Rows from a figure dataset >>
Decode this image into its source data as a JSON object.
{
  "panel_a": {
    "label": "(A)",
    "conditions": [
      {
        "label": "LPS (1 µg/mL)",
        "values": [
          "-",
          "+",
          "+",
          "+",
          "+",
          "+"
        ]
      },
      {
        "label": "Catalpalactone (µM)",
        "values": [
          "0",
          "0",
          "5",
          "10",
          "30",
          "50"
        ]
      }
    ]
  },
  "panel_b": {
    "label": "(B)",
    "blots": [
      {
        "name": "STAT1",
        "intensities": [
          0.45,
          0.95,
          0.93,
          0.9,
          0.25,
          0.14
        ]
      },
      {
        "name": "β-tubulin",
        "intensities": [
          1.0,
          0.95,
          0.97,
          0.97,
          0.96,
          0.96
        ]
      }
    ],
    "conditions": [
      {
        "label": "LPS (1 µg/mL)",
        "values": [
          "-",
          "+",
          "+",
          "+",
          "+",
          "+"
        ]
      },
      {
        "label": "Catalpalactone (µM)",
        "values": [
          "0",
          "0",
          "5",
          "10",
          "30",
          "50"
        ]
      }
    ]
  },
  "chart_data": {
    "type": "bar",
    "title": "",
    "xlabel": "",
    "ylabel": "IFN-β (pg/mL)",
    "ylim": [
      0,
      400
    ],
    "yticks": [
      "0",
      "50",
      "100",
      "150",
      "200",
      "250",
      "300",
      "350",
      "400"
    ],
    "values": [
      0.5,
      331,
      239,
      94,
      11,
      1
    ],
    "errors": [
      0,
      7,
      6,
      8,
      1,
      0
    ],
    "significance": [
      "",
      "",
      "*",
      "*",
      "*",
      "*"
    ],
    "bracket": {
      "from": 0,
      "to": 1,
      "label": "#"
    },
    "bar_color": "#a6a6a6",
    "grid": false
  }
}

WRITTEN PROBLEM >>
Take the lines above and print them exactly.

REPLY >>
Decode this image into its source data as a JSON object.
{
  "panel_a": {
    "label": "(A)",
    "conditions": [
      {
        "label": "LPS (1 µg/mL)",
        "values": [
          "-",
          "+",
          "+",
          "+",
          "+",
          "+"
        ]
      },
      {
        "label": "Catalpalactone (µM)",
        "values": [
          "0",
          "0",
          "5",
          "10",
          "30",
          "50"
        ]
      }
    ]
  },
  "panel_b": {
    "label": "(B)",
    "blots": [
      {
        "name": "STAT1",
        "intensities": [
          0.45,
          0.95,
          0.93,
          0.9,
          0.25,
          0.14
        ]
      },
      {
        "name": "β-tubulin",
        "intensities": [
          1.0,
          0.95,
          0.97,
          0.97,
          0.96,
          0.96
        ]
      }
    ],
    "conditions": [
      {
        "label": "LPS (1 µg/mL)",
        "values": [
          "-",
          "+",
          "+",
          "+",
          "+",
          "+"
        ]
      },
      {
        "label": "Catalpalactone (µM)",
        "values": [
          "0",
          "0",
          "5",
          "10",
          "30",
          "50"
        ]
      }
    ]
  },
  "chart_data": {
    "type": "bar",
    "title": "",
    "xlabel": "",
    "ylabel": "IFN-β (pg/mL)",
    "ylim": [
      0,
      400
    ],
    "yticks": [
      "0",
      "50",
      "100",
      "150",
      "200",
      "250",
      "300",
      "350",
      "400"
    ],
    "values": [
      0.5,
      331,
      239,
      94,
      11,
      1
    ],
    "errors": [
      0,
      7,
      6,
      8,
      1,
      0
    ],
    "significance": [
      "",
      "",
      "*",
      "*",
      "*",
      "*"
    ],
    "bracket": {
      "from": 0,
      "to": 1,
      "label": "#"
    },
    "bar_color": "#a6a6a6",
    "grid": false
  }
}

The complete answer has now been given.